__PROBLEM__. Copy out all the lines exactly. Omit pictures.

☆ ☆ ☆ ☆ ☆

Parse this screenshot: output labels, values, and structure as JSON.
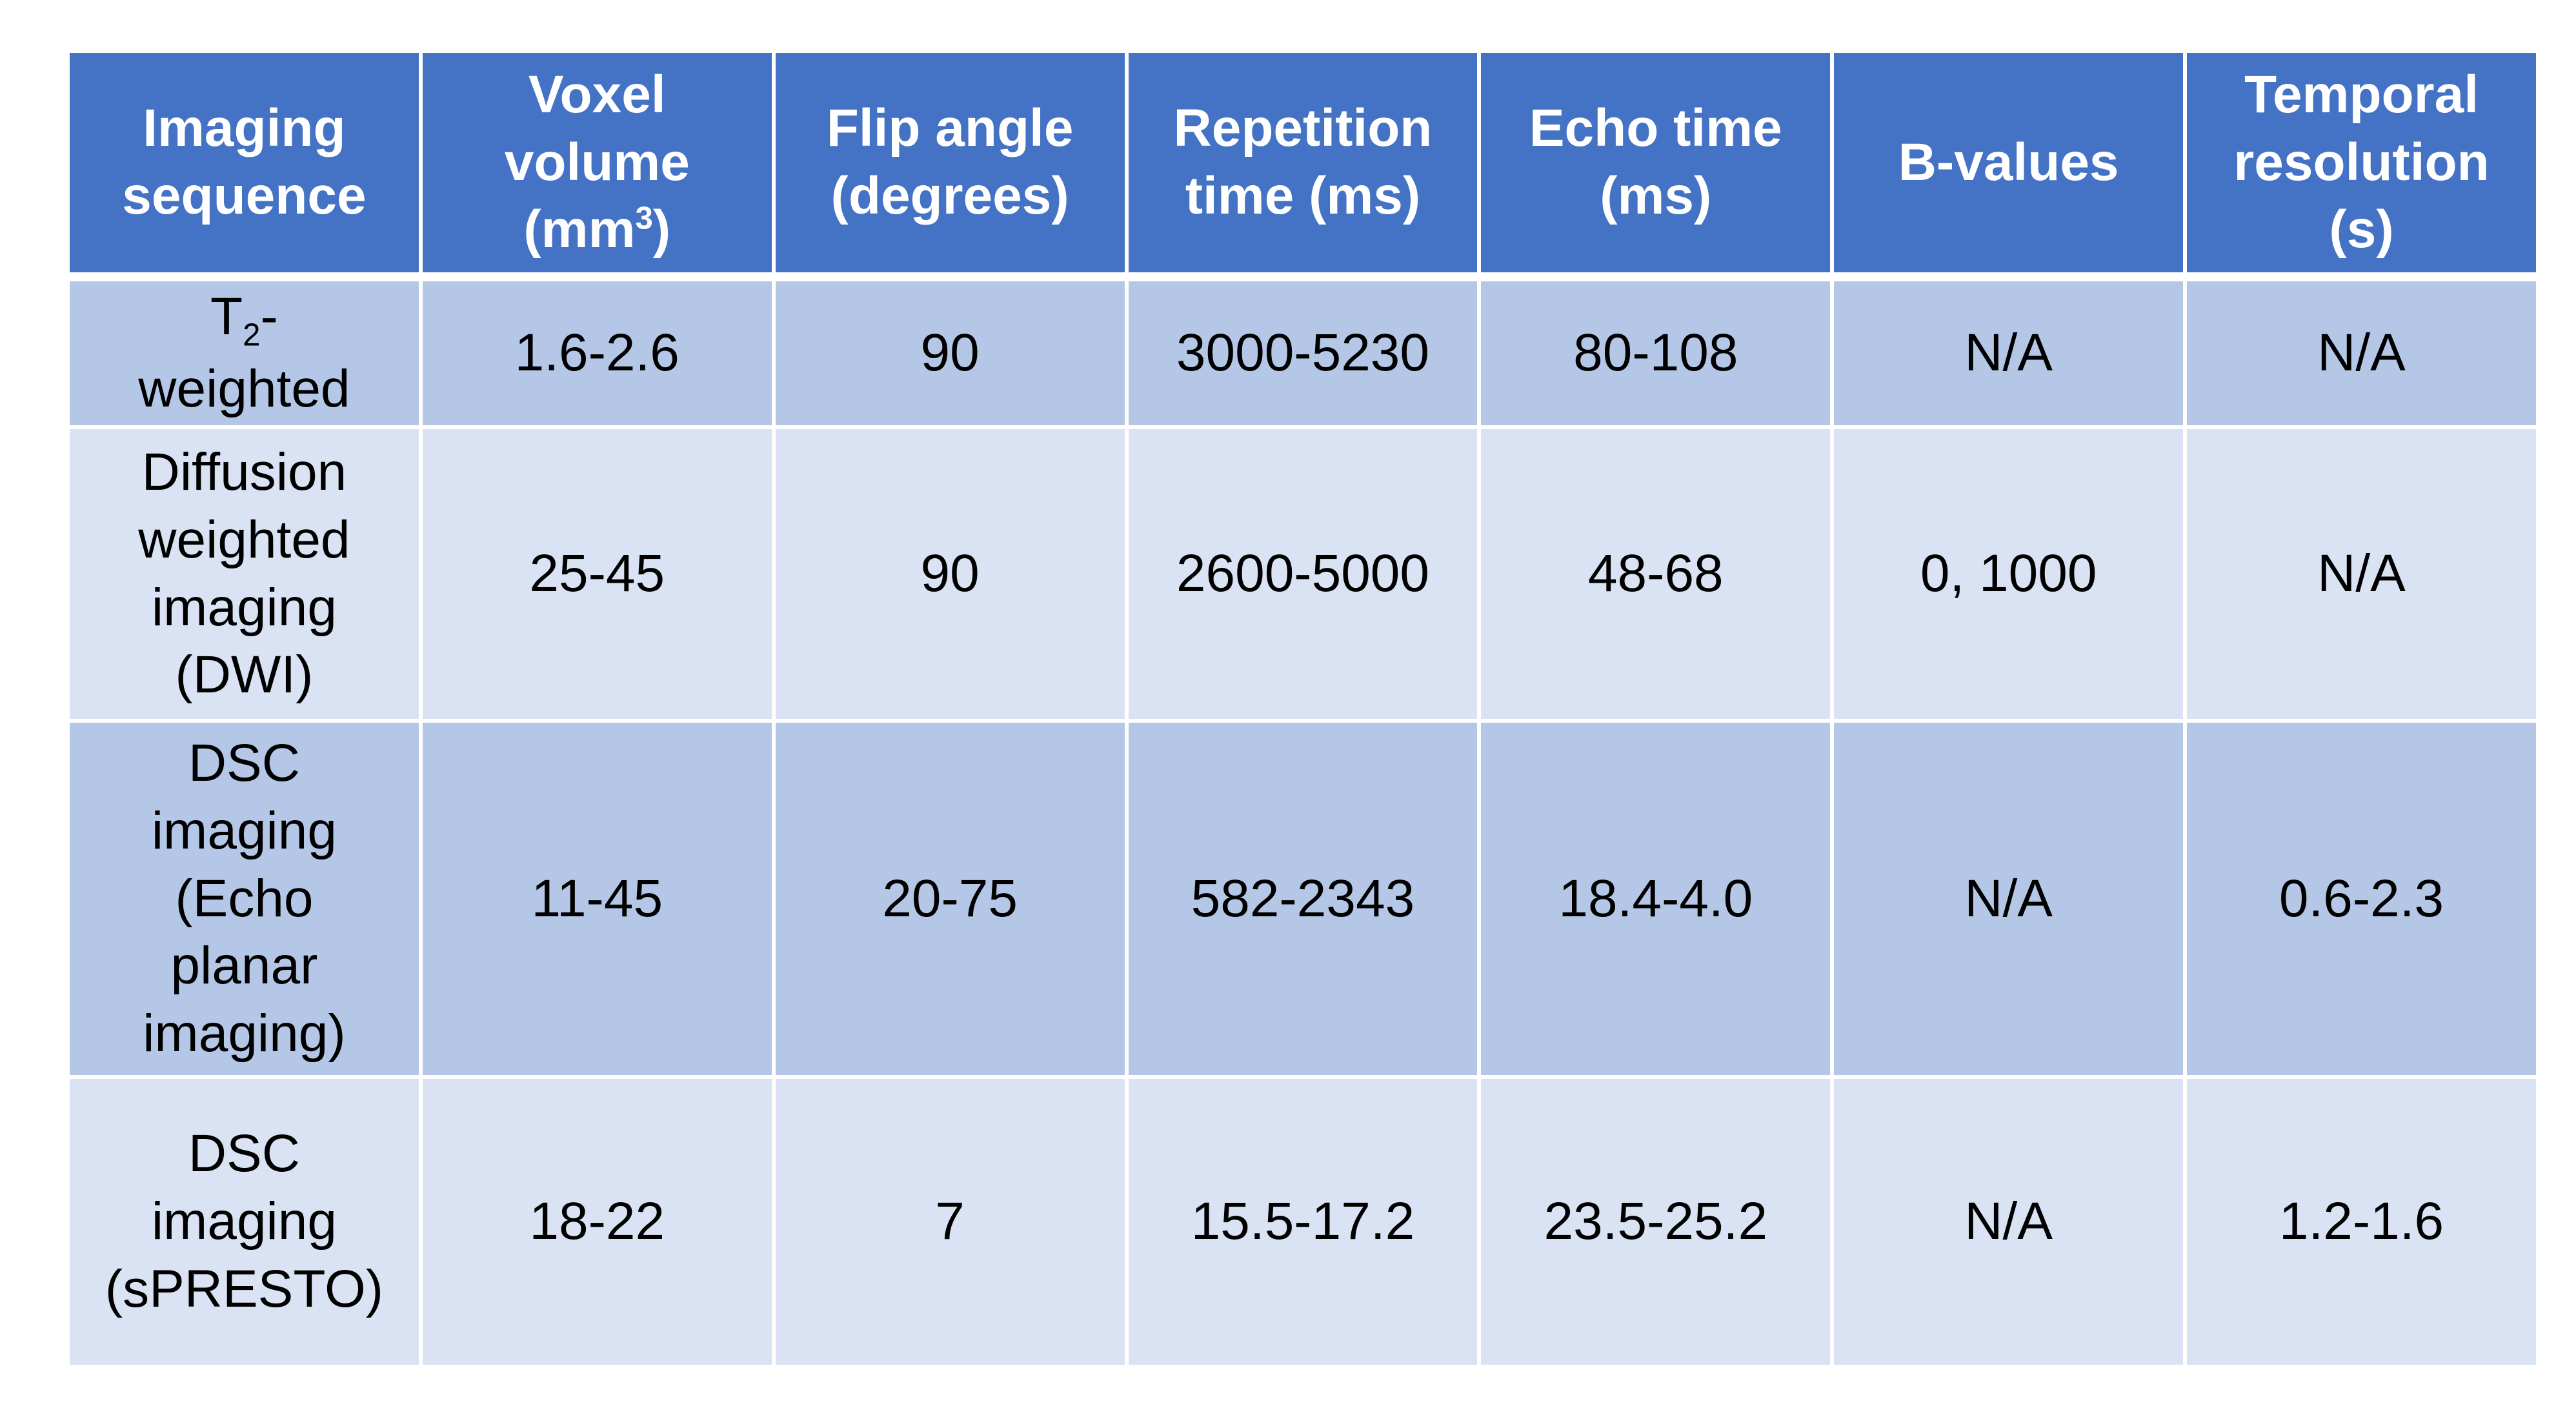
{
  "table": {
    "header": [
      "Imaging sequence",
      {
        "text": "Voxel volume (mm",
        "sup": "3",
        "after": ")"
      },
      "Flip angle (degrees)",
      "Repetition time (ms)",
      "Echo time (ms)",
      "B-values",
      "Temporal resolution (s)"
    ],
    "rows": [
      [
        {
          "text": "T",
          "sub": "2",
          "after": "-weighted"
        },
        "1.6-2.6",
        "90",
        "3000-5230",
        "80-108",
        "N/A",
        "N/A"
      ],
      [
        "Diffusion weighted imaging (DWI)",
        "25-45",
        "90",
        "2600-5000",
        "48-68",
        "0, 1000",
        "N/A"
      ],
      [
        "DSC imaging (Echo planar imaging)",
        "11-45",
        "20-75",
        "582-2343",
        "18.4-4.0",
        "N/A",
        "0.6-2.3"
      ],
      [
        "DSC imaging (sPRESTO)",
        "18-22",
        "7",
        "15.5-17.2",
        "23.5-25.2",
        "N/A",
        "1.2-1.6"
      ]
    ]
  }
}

☆ ☆ ☆ ☆ ☆

__TASK OUTPUT__.
Parse this screenshot: output labels, values, and structure as JSON.
{
  "table": {
    "header": [
      "Imaging sequence",
      {
        "text": "Voxel volume (mm",
        "sup": "3",
        "after": ")"
      },
      "Flip angle (degrees)",
      "Repetition time (ms)",
      "Echo time (ms)",
      "B-values",
      "Temporal resolution (s)"
    ],
    "rows": [
      [
        {
          "text": "T",
          "sub": "2",
          "after": "-weighted"
        },
        "1.6-2.6",
        "90",
        "3000-5230",
        "80-108",
        "N/A",
        "N/A"
      ],
      [
        "Diffusion weighted imaging (DWI)",
        "25-45",
        "90",
        "2600-5000",
        "48-68",
        "0, 1000",
        "N/A"
      ],
      [
        "DSC imaging (Echo planar imaging)",
        "11-45",
        "20-75",
        "582-2343",
        "18.4-4.0",
        "N/A",
        "0.6-2.3"
      ],
      [
        "DSC imaging (sPRESTO)",
        "18-22",
        "7",
        "15.5-17.2",
        "23.5-25.2",
        "N/A",
        "1.2-1.6"
      ]
    ]
  }
}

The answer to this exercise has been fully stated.